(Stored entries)
= = =

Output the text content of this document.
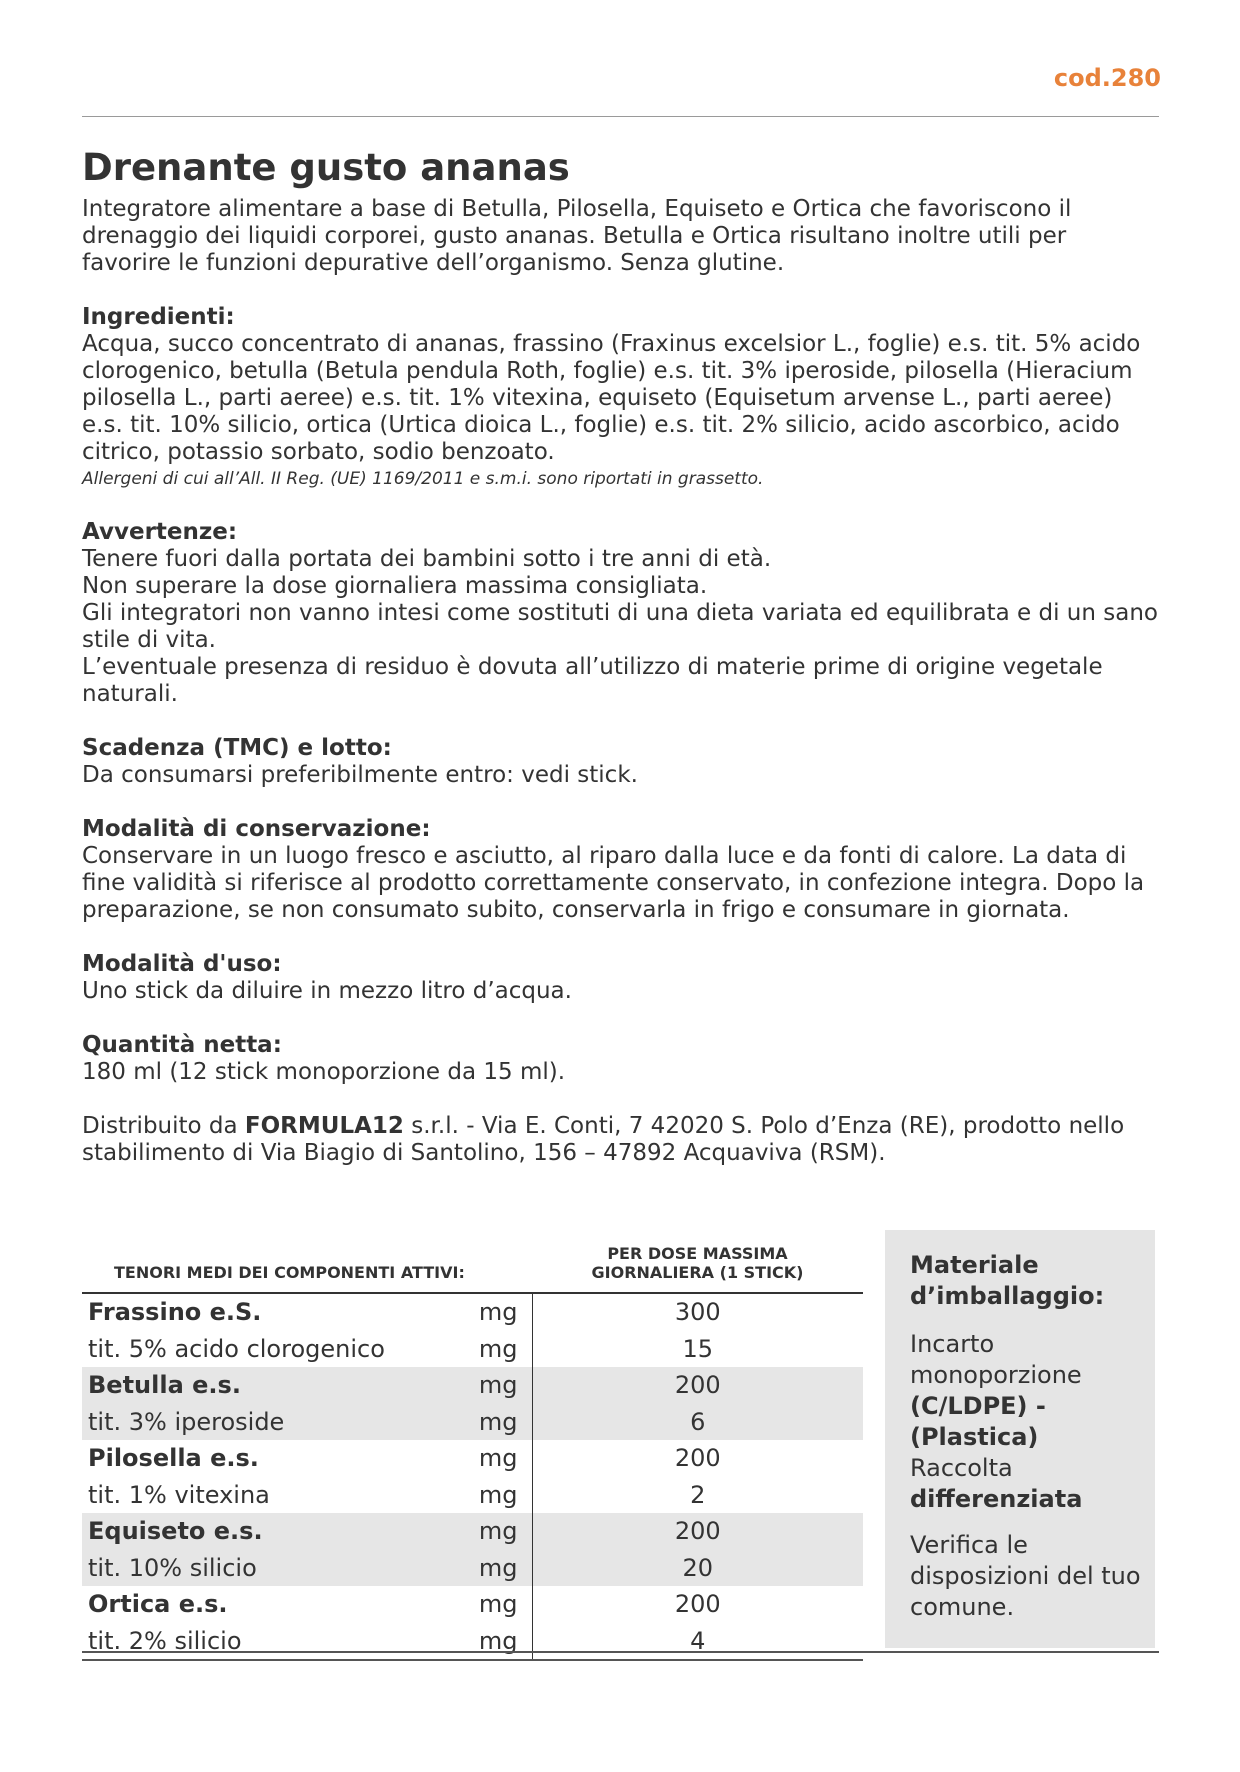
cod.280
Drenante gusto ananas

Integratore alimentare a base di Betulla, Pilosella, Equiseto e Ortica che favoriscono il drenaggio dei liquidi corporei, gusto ananas. Betulla e Ortica risultano inoltre utili per favorire le funzioni depurative dell’organismo. Senza glutine.

Ingredienti:

Acqua, succo concentrato di ananas, frassino (Fraxinus excelsior L., foglie) e.s. tit. 5% acido clorogenico, betulla (Betula pendula Roth, foglie) e.s. tit. 3% iperoside, pilosella (Hieracium pilosella L., parti aeree) e.s. tit. 1% vitexina, equiseto (Equisetum arvense L., parti aeree) e.s. tit. 10% silicio, ortica (Urtica dioica L., foglie) e.s. tit. 2% silicio, acido ascorbico, acido citrico, potassio sorbato, sodio benzoato.

Allergeni di cui all’All. II Reg. (UE) 1169/2011 e s.m.i. sono riportati in grassetto.

Avvertenze:

Tenere fuori dalla portata dei bambini sotto i tre anni di età.

Non superare la dose giornaliera massima consigliata.

Gli integratori non vanno intesi come sostituti di una dieta variata ed equilibrata e di un sano stile di vita.

L’eventuale presenza di residuo è dovuta all’utilizzo di materie prime di origine vegetale naturali.

Scadenza (TMC) e lotto:

Da consumarsi preferibilmente entro: vedi stick.

Modalità di conservazione:

Conservare in un luogo fresco e asciutto, al riparo dalla luce e da fonti di calore. La data di fine validità si riferisce al prodotto correttamente conservato, in confezione integra. Dopo la preparazione, se non consumato subito, conservarla in frigo e consumare in giornata.

Modalità d'uso:

Uno stick da diluire in mezzo litro d’acqua.

Quantità netta:

180 ml (12 stick monoporzione da 15 ml).

Distribuito da FORMULA12 s.r.l. - Via E. Conti, 7 42020 S. Polo d’Enza (RE), prodotto nello stabilimento di Via Biagio di Santolino, 156 – 47892 Acquaviva (RSM).

TENORI MEDI DEI COMPONENTI ATTIVI:		PER DOSE MASSIMA
GIORNALIERA (1 STICK)
Frassino e.S.	mg	300
tit. 5% acido clorogenico	mg	15
Betulla e.s.	mg	200
tit. 3% iperoside	mg	6
Pilosella e.s.	mg	200
tit. 1% vitexina	mg	2
Equiseto e.s.	mg	200
tit. 10% silicio	mg	20
Ortica e.s.	mg	200
tit. 2% silicio	mg	4
Materiale d’imballaggio:
Incarto monoporzione
(C/LDPE) - (Plastica)
Raccolta
differenziata
Verifica le disposizioni del tuo comune.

= = =

### SET PROBLEM
Search the data above for lines holding "clorogenico" and copy each of them.

### THE RESULT
Acqua, succo concentrato di ananas, frassino (Fraxinus excelsior L., foglie) e.s. tit. 5% acido clorogenico, betulla (Betula pendula Roth, foglie) e.s. tit. 3% iperoside, pilosella (Hieracium pilosella L., parti aeree) e.s. tit. 1% vitexina, equiseto (Equisetum arvense L., parti aeree) e.s. tit. 10% silicio, ortica (Urtica dioica L., foglie) e.s. tit. 2% silicio, acido ascorbico, acido citrico, potassio sorbato, sodio benzoato.
tit. 5% acido clorogenico	mg	15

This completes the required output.